(Figure content listings)
####################

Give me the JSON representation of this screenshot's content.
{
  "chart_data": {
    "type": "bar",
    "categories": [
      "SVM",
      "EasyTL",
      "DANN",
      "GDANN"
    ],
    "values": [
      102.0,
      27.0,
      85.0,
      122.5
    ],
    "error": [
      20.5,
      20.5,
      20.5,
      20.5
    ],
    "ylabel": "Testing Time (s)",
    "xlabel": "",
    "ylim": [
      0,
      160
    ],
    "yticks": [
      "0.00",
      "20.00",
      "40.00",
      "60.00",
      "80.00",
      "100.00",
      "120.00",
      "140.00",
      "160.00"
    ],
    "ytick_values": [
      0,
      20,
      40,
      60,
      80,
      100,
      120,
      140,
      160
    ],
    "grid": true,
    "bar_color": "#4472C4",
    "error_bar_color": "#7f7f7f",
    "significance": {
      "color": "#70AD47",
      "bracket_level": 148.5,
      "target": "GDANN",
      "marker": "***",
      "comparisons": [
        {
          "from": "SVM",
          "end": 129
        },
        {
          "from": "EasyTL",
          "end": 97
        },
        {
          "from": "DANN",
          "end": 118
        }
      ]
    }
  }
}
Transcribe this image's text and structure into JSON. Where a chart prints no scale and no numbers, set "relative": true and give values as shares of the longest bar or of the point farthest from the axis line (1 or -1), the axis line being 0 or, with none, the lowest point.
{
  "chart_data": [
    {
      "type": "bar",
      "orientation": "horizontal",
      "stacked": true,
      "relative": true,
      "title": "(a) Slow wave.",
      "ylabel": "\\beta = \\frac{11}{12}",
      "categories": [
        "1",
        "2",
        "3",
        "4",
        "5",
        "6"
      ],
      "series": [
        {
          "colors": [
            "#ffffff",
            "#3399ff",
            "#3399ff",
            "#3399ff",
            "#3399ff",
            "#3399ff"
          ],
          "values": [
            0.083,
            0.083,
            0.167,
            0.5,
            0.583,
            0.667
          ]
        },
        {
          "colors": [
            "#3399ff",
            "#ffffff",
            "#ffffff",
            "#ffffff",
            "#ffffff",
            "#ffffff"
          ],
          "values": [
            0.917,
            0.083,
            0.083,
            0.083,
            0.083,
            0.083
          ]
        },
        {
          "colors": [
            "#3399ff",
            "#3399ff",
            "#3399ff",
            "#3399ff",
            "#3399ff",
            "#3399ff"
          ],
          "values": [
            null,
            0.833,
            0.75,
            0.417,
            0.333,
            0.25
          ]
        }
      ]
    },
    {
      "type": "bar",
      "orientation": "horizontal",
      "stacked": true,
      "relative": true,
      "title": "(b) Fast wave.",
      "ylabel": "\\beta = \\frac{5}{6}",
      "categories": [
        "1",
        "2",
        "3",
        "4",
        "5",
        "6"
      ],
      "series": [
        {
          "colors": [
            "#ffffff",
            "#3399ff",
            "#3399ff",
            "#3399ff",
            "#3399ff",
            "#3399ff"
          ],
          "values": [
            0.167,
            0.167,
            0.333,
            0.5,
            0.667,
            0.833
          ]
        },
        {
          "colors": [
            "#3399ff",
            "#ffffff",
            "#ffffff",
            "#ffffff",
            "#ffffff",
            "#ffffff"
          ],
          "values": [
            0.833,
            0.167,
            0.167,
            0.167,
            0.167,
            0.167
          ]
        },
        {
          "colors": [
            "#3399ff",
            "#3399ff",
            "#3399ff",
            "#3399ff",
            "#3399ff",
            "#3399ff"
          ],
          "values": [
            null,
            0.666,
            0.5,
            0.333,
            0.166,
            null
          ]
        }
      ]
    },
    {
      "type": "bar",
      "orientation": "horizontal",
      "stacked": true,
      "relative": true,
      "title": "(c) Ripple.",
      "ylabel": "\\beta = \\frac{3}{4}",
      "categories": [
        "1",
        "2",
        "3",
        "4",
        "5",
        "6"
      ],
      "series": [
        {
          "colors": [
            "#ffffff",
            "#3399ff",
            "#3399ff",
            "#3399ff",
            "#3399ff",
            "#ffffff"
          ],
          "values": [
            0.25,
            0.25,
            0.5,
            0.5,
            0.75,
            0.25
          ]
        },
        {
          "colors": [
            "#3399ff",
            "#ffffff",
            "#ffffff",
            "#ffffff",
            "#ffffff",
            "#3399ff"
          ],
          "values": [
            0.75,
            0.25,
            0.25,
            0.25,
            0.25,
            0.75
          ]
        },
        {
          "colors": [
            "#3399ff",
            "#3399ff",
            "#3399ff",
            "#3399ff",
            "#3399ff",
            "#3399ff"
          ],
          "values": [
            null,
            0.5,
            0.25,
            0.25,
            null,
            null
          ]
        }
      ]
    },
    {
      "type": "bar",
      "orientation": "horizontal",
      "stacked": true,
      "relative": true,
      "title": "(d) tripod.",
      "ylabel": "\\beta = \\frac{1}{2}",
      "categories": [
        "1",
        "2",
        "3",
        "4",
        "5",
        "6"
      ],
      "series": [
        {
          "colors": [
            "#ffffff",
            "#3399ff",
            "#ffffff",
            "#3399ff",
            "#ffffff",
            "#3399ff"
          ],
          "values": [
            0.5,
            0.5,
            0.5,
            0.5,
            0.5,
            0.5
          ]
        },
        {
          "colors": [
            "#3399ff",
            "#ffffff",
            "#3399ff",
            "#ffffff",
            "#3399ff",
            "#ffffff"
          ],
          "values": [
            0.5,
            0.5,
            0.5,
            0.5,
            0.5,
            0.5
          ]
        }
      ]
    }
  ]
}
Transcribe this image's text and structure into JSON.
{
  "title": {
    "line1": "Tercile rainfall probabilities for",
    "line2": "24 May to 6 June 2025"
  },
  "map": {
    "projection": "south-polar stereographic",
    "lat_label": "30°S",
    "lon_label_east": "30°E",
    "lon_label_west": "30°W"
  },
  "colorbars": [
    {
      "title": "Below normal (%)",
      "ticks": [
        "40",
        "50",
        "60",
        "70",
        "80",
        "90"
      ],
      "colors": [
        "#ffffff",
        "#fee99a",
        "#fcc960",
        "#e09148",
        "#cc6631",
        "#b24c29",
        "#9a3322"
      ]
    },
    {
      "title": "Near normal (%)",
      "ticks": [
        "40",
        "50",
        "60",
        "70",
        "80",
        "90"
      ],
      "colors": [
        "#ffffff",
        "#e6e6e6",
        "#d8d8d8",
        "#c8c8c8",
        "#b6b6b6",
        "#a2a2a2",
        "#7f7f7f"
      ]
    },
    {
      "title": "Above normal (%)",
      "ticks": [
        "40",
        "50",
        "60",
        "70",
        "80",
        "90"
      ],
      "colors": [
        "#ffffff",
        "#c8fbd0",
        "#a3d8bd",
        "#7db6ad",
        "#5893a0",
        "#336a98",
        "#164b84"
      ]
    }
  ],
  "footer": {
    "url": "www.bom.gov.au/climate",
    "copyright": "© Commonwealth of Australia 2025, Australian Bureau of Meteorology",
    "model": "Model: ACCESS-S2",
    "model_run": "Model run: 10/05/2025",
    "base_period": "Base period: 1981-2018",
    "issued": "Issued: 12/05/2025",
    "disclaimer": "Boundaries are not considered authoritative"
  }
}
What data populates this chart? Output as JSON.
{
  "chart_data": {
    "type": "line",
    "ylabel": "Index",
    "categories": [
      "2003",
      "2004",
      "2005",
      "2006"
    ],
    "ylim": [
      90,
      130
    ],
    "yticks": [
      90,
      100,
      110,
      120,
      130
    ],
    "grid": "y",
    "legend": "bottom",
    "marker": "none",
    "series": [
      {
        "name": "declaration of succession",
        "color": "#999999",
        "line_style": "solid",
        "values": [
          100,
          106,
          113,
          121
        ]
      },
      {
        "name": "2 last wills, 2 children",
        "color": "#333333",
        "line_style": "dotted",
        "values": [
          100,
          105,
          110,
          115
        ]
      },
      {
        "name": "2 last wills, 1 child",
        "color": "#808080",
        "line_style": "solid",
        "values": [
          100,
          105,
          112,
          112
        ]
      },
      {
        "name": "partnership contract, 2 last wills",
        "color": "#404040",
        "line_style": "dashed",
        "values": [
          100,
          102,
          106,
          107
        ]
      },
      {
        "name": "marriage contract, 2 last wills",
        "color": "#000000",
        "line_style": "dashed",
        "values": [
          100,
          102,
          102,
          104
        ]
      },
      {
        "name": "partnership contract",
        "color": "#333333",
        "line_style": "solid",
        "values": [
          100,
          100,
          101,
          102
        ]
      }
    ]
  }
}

####################

• Your instructions
Report only how many lines in the entries contain "last".

• Worked answer
4